The request - Copy every line of the entries that includes the word "username".

=== Items ===

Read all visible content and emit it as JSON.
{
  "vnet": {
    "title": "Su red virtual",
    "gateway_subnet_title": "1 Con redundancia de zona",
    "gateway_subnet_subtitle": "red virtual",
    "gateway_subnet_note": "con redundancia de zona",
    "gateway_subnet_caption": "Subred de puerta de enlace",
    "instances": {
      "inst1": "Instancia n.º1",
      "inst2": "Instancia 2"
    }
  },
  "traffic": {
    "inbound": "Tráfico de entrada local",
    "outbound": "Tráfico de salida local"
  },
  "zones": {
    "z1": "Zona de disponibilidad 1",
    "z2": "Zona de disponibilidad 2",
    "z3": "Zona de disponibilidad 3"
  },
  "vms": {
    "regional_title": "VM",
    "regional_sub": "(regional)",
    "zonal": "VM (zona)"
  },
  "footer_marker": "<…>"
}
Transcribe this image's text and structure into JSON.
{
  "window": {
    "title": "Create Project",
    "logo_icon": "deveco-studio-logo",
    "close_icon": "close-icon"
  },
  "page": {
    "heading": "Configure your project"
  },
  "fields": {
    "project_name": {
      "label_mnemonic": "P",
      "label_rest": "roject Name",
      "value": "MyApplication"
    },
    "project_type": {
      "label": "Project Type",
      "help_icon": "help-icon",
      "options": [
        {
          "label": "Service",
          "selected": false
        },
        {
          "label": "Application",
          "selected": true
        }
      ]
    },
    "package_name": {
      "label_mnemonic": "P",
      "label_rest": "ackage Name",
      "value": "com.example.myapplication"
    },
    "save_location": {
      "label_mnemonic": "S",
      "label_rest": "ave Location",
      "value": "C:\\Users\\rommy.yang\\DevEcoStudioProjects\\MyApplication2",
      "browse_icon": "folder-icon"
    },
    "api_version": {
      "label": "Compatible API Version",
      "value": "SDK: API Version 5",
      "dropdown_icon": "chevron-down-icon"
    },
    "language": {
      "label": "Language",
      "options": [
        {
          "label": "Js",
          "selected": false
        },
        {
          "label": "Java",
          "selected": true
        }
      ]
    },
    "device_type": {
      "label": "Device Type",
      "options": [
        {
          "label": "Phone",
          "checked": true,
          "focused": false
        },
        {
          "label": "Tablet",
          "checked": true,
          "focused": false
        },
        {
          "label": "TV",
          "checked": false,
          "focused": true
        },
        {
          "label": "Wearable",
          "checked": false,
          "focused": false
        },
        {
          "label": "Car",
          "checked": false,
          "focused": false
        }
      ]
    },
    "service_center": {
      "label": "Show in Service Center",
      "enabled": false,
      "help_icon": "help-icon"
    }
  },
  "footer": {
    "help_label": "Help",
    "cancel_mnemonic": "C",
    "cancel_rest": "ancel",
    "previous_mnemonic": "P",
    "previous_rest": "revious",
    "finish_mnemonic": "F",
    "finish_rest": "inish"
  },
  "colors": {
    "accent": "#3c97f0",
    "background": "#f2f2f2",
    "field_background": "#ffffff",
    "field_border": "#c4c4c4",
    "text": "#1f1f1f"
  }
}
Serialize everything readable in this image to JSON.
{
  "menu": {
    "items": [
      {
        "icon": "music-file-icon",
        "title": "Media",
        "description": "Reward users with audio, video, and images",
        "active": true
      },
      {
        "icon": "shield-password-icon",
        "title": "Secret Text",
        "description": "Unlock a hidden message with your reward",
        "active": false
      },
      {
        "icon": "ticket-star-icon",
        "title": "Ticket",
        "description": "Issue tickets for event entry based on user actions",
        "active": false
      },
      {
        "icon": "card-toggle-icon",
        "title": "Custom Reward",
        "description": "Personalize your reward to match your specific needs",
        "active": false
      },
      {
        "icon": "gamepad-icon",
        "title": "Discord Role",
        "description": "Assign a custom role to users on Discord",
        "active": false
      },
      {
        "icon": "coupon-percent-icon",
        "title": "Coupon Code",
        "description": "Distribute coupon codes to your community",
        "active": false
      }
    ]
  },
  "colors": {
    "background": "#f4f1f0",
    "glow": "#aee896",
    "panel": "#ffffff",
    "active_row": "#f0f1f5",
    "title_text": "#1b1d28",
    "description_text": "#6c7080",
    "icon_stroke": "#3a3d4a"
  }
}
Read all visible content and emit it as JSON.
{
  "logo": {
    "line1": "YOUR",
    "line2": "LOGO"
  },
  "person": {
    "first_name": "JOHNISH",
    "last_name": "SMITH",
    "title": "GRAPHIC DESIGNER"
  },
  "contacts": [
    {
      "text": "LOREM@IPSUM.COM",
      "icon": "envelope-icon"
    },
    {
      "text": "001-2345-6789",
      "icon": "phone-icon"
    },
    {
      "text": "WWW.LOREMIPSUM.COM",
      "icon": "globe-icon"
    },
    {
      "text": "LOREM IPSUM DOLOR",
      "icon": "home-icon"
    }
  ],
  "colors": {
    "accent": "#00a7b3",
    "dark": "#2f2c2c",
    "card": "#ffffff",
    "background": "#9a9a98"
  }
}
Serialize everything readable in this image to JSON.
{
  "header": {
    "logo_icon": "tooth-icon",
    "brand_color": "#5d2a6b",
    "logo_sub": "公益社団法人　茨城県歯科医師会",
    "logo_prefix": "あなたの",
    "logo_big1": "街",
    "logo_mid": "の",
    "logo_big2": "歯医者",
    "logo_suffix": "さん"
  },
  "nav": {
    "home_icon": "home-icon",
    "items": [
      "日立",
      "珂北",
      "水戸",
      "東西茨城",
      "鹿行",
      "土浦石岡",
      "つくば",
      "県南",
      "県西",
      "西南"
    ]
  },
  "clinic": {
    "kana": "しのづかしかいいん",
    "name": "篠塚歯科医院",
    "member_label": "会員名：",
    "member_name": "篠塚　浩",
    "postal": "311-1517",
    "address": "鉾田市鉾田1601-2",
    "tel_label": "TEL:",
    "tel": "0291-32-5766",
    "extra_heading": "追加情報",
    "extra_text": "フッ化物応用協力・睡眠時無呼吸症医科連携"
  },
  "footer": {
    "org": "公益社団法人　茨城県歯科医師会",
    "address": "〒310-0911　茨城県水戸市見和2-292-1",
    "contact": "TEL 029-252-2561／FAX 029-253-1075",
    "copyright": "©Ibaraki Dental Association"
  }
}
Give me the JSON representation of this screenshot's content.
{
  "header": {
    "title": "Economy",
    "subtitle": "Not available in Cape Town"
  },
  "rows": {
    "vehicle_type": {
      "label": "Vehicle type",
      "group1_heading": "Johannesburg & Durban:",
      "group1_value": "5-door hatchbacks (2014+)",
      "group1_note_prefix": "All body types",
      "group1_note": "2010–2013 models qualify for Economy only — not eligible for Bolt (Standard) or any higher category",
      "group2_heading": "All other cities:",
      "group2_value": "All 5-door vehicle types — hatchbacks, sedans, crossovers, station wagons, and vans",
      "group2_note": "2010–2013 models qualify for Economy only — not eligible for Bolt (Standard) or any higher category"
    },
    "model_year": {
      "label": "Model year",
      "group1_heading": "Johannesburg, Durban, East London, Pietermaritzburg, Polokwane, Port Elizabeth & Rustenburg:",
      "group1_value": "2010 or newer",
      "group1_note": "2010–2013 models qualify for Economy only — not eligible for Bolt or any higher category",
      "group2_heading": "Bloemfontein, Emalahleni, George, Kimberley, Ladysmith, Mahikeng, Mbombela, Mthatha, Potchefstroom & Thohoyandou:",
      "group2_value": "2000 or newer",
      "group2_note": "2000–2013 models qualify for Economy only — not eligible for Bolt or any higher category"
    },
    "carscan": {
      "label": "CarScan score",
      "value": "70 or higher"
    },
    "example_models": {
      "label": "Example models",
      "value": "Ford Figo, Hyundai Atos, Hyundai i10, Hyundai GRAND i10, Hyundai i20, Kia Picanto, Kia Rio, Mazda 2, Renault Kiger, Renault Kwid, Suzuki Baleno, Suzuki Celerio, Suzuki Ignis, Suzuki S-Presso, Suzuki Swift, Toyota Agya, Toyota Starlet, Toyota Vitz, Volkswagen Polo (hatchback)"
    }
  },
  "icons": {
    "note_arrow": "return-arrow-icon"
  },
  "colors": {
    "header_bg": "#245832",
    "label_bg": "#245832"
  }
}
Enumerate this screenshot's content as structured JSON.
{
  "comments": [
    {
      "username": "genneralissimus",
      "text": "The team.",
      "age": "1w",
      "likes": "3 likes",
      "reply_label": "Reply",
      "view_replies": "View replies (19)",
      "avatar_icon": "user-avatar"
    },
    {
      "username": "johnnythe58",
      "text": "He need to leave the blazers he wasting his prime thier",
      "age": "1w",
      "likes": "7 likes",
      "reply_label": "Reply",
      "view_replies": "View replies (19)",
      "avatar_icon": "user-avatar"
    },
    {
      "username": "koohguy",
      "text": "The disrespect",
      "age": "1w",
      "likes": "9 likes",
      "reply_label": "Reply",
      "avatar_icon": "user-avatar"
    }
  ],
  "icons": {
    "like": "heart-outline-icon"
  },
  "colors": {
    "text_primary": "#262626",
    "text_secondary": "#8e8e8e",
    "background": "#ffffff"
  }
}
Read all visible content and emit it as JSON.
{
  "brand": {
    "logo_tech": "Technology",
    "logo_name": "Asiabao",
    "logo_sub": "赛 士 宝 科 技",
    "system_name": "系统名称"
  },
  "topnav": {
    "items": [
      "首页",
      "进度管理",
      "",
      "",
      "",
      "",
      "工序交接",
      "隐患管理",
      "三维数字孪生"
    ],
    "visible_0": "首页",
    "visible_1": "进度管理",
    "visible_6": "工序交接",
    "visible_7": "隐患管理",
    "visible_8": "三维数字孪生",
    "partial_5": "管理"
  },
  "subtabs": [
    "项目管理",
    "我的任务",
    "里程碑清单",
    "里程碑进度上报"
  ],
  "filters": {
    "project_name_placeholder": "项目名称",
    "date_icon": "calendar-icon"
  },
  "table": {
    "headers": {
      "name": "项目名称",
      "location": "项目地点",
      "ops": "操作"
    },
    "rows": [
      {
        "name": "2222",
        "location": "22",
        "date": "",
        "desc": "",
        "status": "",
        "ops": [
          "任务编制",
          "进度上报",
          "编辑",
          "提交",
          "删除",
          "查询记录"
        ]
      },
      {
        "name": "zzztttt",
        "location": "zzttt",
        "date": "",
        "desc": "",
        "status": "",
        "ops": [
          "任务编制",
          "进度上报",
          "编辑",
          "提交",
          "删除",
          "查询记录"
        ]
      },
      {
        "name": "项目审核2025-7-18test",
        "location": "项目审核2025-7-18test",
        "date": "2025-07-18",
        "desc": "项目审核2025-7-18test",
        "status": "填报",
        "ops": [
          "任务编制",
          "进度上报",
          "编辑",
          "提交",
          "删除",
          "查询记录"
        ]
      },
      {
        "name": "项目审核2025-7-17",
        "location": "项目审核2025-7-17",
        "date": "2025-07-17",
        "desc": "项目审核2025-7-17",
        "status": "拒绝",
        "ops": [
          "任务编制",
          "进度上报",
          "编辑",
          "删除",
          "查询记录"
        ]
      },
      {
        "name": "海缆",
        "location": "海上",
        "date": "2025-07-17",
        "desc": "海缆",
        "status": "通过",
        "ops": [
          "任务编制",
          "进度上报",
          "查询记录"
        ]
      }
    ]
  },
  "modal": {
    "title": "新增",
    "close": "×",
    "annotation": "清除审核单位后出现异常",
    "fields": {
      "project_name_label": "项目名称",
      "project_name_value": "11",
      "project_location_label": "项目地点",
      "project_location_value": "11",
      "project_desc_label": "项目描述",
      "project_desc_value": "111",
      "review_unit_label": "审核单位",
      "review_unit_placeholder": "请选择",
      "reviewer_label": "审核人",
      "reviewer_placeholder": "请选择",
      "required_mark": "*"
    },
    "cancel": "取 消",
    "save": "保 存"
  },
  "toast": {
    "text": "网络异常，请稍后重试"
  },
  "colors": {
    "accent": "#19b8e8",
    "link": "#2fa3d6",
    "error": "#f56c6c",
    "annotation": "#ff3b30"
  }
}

===

Written answer -
      "username": "genneralissimus",
      "username": "johnnythe58",
      "username": "koohguy",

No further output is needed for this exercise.